**TASK TO COMPLETE:**
Scan the data. Collect each line that contains the word "Apply".

──────── STORED ROWS ────────

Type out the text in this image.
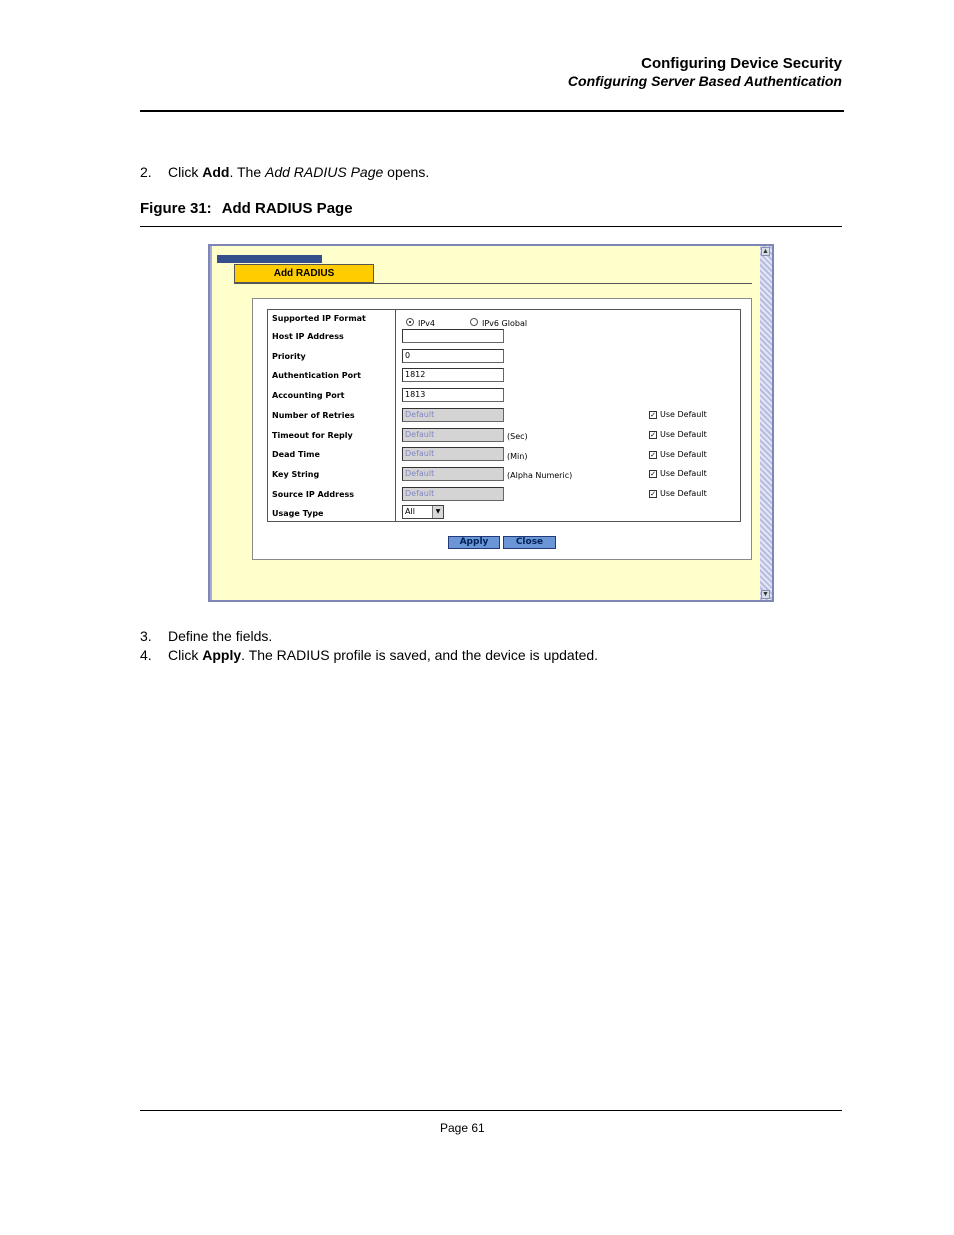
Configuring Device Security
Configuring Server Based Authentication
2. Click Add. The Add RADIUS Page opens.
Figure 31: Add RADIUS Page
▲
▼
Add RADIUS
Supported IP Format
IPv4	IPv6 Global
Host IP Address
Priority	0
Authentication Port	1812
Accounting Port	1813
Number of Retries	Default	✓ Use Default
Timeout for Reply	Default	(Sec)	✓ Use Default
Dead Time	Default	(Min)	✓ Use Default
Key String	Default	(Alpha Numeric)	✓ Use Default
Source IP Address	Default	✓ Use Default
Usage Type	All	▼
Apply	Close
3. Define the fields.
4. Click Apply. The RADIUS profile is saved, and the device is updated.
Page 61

────────
──────── STORED ROWS ────────

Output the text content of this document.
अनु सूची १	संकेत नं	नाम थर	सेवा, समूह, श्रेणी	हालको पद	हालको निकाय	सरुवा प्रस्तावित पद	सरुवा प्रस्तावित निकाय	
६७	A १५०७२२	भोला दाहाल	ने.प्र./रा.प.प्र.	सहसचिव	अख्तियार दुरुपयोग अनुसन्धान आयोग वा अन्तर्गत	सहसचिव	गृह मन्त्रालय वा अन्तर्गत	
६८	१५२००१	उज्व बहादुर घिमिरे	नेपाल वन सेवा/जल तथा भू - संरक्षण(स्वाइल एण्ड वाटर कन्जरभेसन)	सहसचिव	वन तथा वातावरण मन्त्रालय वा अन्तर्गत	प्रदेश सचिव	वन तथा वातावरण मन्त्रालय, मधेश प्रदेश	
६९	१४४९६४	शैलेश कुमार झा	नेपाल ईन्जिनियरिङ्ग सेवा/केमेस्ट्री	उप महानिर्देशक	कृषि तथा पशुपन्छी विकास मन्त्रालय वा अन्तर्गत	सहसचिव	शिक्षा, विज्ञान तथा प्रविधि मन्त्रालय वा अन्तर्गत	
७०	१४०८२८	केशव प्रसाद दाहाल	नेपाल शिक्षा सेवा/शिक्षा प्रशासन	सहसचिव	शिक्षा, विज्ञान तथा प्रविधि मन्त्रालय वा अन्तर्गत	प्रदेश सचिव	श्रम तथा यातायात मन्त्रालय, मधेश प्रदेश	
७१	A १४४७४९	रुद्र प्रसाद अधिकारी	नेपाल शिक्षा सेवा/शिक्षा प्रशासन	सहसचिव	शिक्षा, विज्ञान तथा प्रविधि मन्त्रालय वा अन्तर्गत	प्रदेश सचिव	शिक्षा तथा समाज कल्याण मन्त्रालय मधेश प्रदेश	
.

────────

**OUTPUT OF THE TASK:**
Apply	Close
4. Click Apply. The RADIUS profile is saved, and the device is updated.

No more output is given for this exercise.